WHAT YOU WILL DO: Leaving out the pictures, transcribe all of the records faithfully.

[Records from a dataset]
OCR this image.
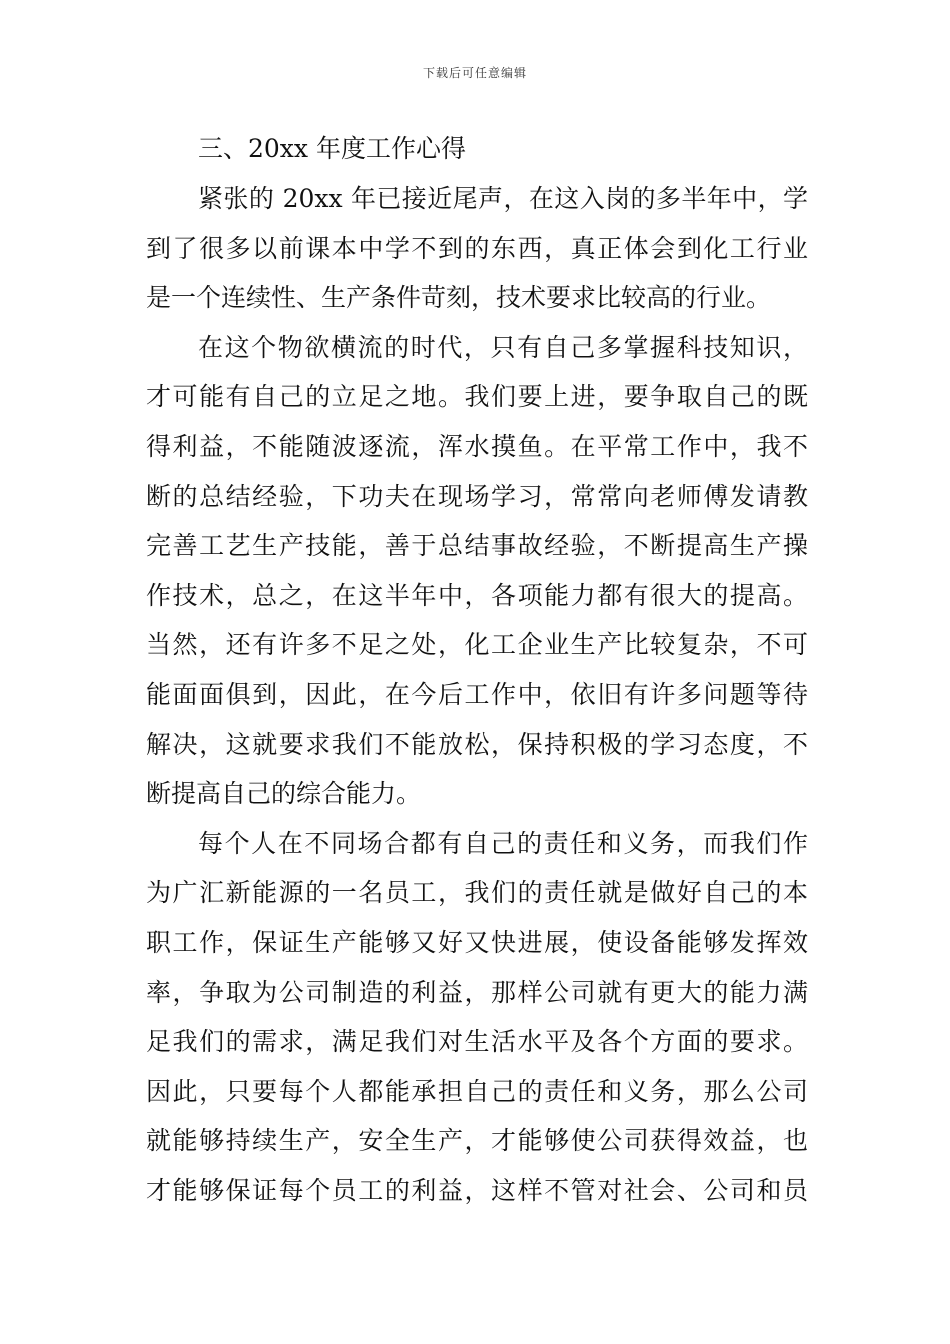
下载后可任意编辑
三、20xx 年度工作心得

紧张的 20xx 年已接近尾声，在这入岗的多半年中，学
到了很多以前课本中学不到的东西，真正体会到化工行业
是一个连续性、生产条件苛刻，技术要求比较高的行业。

在这个物欲横流的时代，只有自己多掌握科技知识，
才可能有自己的立足之地。我们要上进，要争取自己的既
得利益，不能随波逐流，浑水摸鱼。在平常工作中，我不
断的总结经验，下功夫在现场学习，常常向老师傅发请教
完善工艺生产技能，善于总结事故经验，不断提高生产操
作技术，总之，在这半年中，各项能力都有很大的提高。
当然，还有许多不足之处，化工企业生产比较复杂，不可
能面面俱到，因此，在今后工作中，依旧有许多问题等待
解决，这就要求我们不能放松，保持积极的学习态度，不
断提高自己的综合能力。

每个人在不同场合都有自己的责任和义务，而我们作
为广汇新能源的一名员工，我们的责任就是做好自己的本
职工作，保证生产能够又好又快进展，使设备能够发挥效
率，争取为公司制造的利益，那样公司就有更大的能力满
足我们的需求，满足我们对生活水平及各个方面的要求。
因此，只要每个人都能承担自己的责任和义务，那么公司
就能够持续生产，安全生产，才能够使公司获得效益，也
才能够保证每个员工的利益，这样不管对社会、公司和员
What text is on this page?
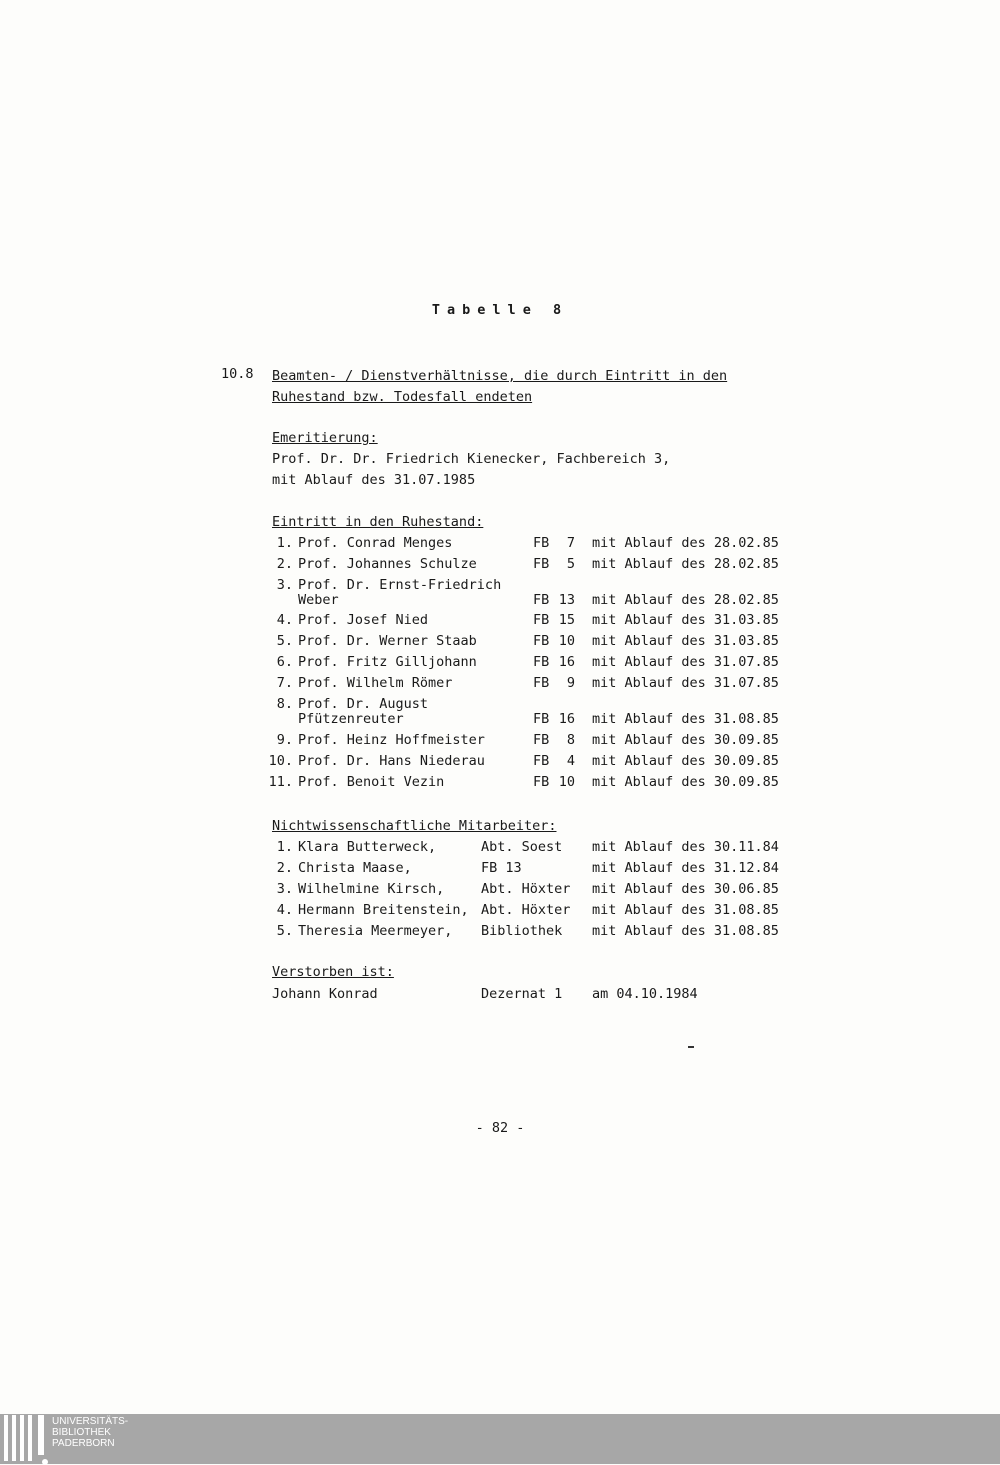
Tabelle 8
10.8 Beamten- / Dienstverhältnisse, die durch Eintritt in den
Ruhestand bzw. Todesfall endeten
Emeritierung:
Prof. Dr. Dr. Friedrich Kienecker, Fachbereich 3,
mit Ablauf des 31.07.1985
Eintritt in den Ruhestand:
1. Prof. Conrad Menges	FB	7 mit Ablauf des 28.02.85
2. Prof. Johannes Schulze	FB	5 mit Ablauf des 28.02.85
3. Prof. Dr. Ernst-Friedrich
Weber	FB 13 mit Ablauf des 28.02.85
4. Prof. Josef Nied	FB 15 mit Ablauf des 31.03.85
5. Prof. Dr. Werner Staab	FB 10 mit Ablauf des 31.03.85
6. Prof. Fritz Gilljohann	FB 16 mit Ablauf des 31.07.85
7. Prof. Wilhelm Römer	FB	9 mit Ablauf des 31.07.85
8. Prof. Dr. August
Pfützenreuter	FB 16 mit Ablauf des 31.08.85
9. Prof. Heinz Hoffmeister	FB	8 mit Ablauf des 30.09.85
10. Prof. Dr. Hans Niederau	FB	4 mit Ablauf des 30.09.85
11. Prof. Benoit Vezin	FB 10 mit Ablauf des 30.09.85
Nichtwissenschaftliche Mitarbeiter:
1. Klara Butterweck,	Abt. Soest mit Ablauf des 30.11.84
2. Christa Maase,	FB 13	mit Ablauf des 31.12.84
3. Wilhelmine Kirsch,	Abt. Höxter mit Ablauf des 30.06.85
4. Hermann Breitenstein, Abt. Höxter mit Ablauf des 31.08.85
5. Theresia Meermeyer, Bibliothek mit Ablauf des 31.08.85
Verstorben ist:
Johann Konrad	Dezernat 1 am 04.10.1984
- 82 -
UNIVERSITÄTS-
BIBLIOTHEK
PADERBORN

COMPLETE RESPONSE:
OCR this image.
下载后可任意编辑
三、20xx 年度工作心得

紧张的 20xx 年已接近尾声，在这入岗的多半年中，学
到了很多以前课本中学不到的东西，真正体会到化工行业
是一个连续性、生产条件苛刻，技术要求比较高的行业。

在这个物欲横流的时代，只有自己多掌握科技知识，
才可能有自己的立足之地。我们要上进，要争取自己的既
得利益，不能随波逐流，浑水摸鱼。在平常工作中，我不
断的总结经验，下功夫在现场学习，常常向老师傅发请教
完善工艺生产技能，善于总结事故经验，不断提高生产操
作技术，总之，在这半年中，各项能力都有很大的提高。
当然，还有许多不足之处，化工企业生产比较复杂，不可
能面面俱到，因此，在今后工作中，依旧有许多问题等待
解决，这就要求我们不能放松，保持积极的学习态度，不
断提高自己的综合能力。

每个人在不同场合都有自己的责任和义务，而我们作
为广汇新能源的一名员工，我们的责任就是做好自己的本
职工作，保证生产能够又好又快进展，使设备能够发挥效
率，争取为公司制造的利益，那样公司就有更大的能力满
足我们的需求，满足我们对生活水平及各个方面的要求。
因此，只要每个人都能承担自己的责任和义务，那么公司
就能够持续生产，安全生产，才能够使公司获得效益，也
才能够保证每个员工的利益，这样不管对社会、公司和员
What text is on this page?
Tabelle 8
10.8 Beamten- / Dienstverhältnisse, die durch Eintritt in den
Ruhestand bzw. Todesfall endeten
Emeritierung:
Prof. Dr. Dr. Friedrich Kienecker, Fachbereich 3,
mit Ablauf des 31.07.1985
Eintritt in den Ruhestand:
1. Prof. Conrad Menges	FB	7 mit Ablauf des 28.02.85
2. Prof. Johannes Schulze	FB	5 mit Ablauf des 28.02.85
3. Prof. Dr. Ernst-Friedrich
Weber	FB 13 mit Ablauf des 28.02.85
4. Prof. Josef Nied	FB 15 mit Ablauf des 31.03.85
5. Prof. Dr. Werner Staab	FB 10 mit Ablauf des 31.03.85
6. Prof. Fritz Gilljohann	FB 16 mit Ablauf des 31.07.85
7. Prof. Wilhelm Römer	FB	9 mit Ablauf des 31.07.85
8. Prof. Dr. August
Pfützenreuter	FB 16 mit Ablauf des 31.08.85
9. Prof. Heinz Hoffmeister	FB	8 mit Ablauf des 30.09.85
10. Prof. Dr. Hans Niederau	FB	4 mit Ablauf des 30.09.85
11. Prof. Benoit Vezin	FB 10 mit Ablauf des 30.09.85
Nichtwissenschaftliche Mitarbeiter:
1. Klara Butterweck,	Abt. Soest mit Ablauf des 30.11.84
2. Christa Maase,	FB 13	mit Ablauf des 31.12.84
3. Wilhelmine Kirsch,	Abt. Höxter mit Ablauf des 30.06.85
4. Hermann Breitenstein, Abt. Höxter mit Ablauf des 31.08.85
5. Theresia Meermeyer, Bibliothek mit Ablauf des 31.08.85
Verstorben ist:
Johann Konrad	Dezernat 1 am 04.10.1984
- 82 -
UNIVERSITÄTS-
BIBLIOTHEK
PADERBORN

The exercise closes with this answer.